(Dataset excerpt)
###

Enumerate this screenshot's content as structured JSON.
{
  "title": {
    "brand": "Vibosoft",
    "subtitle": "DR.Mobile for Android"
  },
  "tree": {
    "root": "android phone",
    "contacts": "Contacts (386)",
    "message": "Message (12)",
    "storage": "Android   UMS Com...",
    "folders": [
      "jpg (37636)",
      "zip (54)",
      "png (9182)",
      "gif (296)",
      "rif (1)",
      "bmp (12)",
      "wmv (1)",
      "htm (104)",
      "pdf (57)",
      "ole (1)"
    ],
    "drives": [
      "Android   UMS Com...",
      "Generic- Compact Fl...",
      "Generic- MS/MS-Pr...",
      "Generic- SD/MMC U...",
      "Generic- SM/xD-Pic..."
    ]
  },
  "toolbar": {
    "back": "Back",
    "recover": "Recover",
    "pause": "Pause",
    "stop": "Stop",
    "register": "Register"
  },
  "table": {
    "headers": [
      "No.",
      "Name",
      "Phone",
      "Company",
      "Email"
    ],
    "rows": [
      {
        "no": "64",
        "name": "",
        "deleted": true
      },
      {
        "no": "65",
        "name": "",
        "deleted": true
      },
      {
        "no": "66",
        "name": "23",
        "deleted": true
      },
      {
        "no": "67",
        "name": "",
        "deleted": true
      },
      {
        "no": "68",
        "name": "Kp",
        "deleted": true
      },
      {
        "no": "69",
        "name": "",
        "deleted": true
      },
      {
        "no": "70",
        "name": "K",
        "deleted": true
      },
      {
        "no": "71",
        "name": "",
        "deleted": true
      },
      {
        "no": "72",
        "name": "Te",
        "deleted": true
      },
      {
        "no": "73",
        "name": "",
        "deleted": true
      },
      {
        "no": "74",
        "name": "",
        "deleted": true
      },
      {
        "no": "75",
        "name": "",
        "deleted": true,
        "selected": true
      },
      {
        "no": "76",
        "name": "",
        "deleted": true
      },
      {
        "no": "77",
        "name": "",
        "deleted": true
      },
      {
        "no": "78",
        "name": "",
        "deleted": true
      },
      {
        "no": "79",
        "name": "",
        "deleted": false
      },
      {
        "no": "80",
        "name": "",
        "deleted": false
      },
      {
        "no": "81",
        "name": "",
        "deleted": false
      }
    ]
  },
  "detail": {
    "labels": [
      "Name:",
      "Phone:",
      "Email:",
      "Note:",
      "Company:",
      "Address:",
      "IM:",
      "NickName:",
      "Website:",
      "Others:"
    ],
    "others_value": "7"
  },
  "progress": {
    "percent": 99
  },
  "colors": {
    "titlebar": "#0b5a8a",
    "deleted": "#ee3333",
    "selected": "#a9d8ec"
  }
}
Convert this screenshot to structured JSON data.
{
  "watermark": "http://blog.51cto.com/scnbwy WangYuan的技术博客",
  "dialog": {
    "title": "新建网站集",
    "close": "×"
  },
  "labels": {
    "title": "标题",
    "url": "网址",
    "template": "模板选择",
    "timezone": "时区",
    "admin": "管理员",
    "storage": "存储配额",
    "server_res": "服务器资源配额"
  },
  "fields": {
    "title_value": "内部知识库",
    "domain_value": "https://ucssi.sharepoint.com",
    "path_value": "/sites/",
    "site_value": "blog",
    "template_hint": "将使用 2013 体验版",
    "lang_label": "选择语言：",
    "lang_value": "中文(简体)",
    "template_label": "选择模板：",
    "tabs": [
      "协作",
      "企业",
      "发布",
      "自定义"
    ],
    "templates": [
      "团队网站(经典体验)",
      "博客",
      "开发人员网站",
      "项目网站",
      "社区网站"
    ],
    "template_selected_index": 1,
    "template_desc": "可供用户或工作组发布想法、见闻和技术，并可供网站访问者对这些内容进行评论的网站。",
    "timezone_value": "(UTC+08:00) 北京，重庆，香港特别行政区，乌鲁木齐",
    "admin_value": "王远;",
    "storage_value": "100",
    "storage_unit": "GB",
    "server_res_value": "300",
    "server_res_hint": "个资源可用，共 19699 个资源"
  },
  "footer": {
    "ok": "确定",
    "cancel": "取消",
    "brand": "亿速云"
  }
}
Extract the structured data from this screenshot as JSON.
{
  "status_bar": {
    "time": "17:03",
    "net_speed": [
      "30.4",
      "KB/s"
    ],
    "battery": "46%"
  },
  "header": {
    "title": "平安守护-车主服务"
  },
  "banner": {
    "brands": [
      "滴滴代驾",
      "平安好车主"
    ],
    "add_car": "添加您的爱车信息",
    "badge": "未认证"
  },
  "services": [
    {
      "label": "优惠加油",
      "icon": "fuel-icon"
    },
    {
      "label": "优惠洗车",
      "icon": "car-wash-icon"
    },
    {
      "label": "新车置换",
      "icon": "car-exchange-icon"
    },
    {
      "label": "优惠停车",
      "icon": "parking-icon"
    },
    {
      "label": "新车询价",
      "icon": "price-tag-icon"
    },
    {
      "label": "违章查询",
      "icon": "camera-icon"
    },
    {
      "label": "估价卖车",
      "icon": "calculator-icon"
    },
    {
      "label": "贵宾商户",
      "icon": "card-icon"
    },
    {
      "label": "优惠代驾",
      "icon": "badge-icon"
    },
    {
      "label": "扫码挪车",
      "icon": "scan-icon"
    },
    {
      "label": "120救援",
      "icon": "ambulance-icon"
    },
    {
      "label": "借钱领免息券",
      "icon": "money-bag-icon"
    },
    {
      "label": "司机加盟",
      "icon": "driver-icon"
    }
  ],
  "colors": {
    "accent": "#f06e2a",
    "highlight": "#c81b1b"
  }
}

###

Find every line with the word "blog" and state how many there are, with no other words.

FINAL RESULT ::
2